==== DATA RECORDS
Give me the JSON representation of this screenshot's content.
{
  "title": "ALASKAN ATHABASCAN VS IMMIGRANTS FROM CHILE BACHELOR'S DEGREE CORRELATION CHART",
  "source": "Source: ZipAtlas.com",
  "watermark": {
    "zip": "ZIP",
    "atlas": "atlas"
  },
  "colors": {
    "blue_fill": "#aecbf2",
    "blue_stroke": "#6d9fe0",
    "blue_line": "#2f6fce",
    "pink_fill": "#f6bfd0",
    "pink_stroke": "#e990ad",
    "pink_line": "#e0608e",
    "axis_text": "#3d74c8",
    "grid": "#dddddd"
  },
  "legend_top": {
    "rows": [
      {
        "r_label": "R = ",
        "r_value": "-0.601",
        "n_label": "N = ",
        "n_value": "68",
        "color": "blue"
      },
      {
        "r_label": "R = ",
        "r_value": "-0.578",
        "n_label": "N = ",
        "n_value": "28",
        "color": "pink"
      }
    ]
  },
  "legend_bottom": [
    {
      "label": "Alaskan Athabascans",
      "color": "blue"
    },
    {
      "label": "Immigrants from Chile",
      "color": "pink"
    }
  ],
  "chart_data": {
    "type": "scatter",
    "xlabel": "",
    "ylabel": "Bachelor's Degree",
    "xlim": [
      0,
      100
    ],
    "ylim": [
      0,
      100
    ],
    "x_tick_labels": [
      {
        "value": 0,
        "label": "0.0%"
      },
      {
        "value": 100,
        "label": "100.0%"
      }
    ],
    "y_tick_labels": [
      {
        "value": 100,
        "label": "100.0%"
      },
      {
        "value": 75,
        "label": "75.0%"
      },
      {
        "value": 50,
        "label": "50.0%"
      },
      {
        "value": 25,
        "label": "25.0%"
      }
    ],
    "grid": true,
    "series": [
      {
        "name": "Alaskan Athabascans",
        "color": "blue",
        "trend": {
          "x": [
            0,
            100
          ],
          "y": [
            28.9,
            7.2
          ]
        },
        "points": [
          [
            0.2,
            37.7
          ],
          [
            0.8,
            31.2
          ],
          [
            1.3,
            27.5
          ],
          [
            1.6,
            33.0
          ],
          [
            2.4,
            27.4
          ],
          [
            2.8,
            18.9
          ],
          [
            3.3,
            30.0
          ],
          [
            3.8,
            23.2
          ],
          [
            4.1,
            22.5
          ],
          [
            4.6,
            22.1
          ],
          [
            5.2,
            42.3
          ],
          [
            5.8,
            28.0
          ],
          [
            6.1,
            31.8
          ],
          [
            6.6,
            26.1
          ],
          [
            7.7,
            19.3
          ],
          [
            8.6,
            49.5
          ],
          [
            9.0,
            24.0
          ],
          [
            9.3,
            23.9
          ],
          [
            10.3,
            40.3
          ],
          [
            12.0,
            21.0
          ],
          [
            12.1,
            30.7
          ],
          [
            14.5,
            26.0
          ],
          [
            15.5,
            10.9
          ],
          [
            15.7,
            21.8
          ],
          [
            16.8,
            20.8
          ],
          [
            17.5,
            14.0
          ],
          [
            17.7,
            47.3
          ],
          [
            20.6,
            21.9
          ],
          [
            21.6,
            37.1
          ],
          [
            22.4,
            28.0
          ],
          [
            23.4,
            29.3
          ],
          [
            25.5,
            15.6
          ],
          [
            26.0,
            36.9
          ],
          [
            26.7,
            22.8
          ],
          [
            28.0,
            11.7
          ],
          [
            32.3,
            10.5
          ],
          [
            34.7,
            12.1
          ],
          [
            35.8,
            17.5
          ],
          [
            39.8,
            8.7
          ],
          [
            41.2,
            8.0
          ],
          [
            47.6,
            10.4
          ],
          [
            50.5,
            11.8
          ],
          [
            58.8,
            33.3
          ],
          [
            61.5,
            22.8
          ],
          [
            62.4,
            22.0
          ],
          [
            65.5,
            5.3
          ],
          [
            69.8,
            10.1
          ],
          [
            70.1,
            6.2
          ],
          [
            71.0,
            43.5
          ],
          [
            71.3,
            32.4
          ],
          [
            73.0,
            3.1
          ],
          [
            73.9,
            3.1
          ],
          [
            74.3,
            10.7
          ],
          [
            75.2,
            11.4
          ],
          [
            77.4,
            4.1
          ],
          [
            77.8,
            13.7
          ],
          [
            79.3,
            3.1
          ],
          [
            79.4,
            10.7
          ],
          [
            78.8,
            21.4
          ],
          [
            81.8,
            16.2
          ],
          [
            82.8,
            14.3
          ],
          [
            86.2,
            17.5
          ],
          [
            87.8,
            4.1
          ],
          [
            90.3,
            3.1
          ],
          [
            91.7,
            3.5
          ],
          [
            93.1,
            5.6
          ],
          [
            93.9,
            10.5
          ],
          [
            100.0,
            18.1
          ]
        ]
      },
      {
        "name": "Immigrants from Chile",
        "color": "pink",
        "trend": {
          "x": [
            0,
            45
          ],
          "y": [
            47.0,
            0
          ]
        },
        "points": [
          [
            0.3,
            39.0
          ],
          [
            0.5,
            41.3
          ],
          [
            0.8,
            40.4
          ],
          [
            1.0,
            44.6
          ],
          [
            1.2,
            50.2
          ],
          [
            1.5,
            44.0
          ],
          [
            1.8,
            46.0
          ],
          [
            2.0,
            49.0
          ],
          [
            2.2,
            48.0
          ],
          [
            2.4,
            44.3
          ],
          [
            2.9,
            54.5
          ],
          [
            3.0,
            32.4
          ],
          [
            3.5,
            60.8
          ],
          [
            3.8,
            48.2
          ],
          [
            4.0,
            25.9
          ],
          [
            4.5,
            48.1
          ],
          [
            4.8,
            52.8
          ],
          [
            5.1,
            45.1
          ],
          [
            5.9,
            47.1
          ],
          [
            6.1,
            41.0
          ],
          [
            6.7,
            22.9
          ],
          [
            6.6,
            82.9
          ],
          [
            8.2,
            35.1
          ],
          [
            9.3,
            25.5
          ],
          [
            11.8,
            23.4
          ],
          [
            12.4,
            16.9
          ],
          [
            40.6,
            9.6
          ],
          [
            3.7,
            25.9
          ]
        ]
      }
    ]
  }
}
========
== WHAT YOU WILL DO ==
Copy out each line of the entries that holds "name".

== TASK RESULT ==
        "name": "Alaskan Athabascans",
        "name": "Immigrants from Chile",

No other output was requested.